Spatial layout data =>
□ □ □

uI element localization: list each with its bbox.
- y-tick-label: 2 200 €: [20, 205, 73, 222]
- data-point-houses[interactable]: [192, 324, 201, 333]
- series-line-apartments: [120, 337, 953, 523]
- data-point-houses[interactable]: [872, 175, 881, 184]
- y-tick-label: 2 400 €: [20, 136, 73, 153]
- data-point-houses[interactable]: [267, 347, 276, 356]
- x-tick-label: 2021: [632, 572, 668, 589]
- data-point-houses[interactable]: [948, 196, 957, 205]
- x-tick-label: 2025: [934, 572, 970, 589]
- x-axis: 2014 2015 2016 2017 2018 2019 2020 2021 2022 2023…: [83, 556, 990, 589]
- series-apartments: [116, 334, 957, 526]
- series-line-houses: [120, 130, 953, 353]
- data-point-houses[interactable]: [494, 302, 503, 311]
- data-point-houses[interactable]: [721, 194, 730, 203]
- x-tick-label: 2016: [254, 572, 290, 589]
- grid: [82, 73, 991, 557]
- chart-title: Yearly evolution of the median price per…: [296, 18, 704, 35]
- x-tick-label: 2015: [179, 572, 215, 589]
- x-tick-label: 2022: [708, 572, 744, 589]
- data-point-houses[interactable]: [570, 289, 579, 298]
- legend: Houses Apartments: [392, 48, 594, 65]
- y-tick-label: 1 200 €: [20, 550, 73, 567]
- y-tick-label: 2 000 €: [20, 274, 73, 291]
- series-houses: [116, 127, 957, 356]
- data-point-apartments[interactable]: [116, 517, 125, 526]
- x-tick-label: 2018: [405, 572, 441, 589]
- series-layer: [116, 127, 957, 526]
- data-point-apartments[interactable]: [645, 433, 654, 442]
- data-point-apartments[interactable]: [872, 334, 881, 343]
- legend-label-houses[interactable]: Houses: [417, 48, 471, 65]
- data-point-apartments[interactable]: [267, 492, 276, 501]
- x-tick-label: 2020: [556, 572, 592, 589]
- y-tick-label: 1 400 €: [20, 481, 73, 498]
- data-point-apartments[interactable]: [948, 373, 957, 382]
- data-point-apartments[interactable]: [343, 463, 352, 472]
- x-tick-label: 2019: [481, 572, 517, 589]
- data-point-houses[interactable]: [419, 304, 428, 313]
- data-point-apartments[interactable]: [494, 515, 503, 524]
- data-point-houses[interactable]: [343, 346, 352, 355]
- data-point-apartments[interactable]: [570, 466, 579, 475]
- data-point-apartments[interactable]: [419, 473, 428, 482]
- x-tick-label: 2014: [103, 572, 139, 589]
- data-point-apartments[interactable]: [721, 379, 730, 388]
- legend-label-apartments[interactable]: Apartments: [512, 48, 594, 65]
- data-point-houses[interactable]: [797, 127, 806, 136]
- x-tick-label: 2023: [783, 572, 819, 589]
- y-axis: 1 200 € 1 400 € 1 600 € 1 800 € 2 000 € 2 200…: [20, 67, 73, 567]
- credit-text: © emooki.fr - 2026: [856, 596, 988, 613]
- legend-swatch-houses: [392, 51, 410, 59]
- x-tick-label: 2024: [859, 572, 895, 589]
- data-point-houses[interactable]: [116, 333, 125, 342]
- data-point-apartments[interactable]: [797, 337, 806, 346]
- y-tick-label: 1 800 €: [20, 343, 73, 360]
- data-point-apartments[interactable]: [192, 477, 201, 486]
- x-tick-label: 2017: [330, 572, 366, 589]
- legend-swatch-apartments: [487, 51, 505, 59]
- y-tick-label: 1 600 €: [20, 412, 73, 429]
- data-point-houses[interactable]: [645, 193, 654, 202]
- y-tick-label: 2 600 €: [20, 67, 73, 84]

□ □ □

From the items above, extract every line that contains the string "legend", and copy each such line in full.

- legend: Houses Apartments: [392, 48, 594, 65]
- legend-label-houses[interactable]: Houses: [417, 48, 471, 65]
- legend-label-apartments[interactable]: Apartments: [512, 48, 594, 65]
- legend-swatch-houses: [392, 51, 410, 59]
- legend-swatch-apartments: [487, 51, 505, 59]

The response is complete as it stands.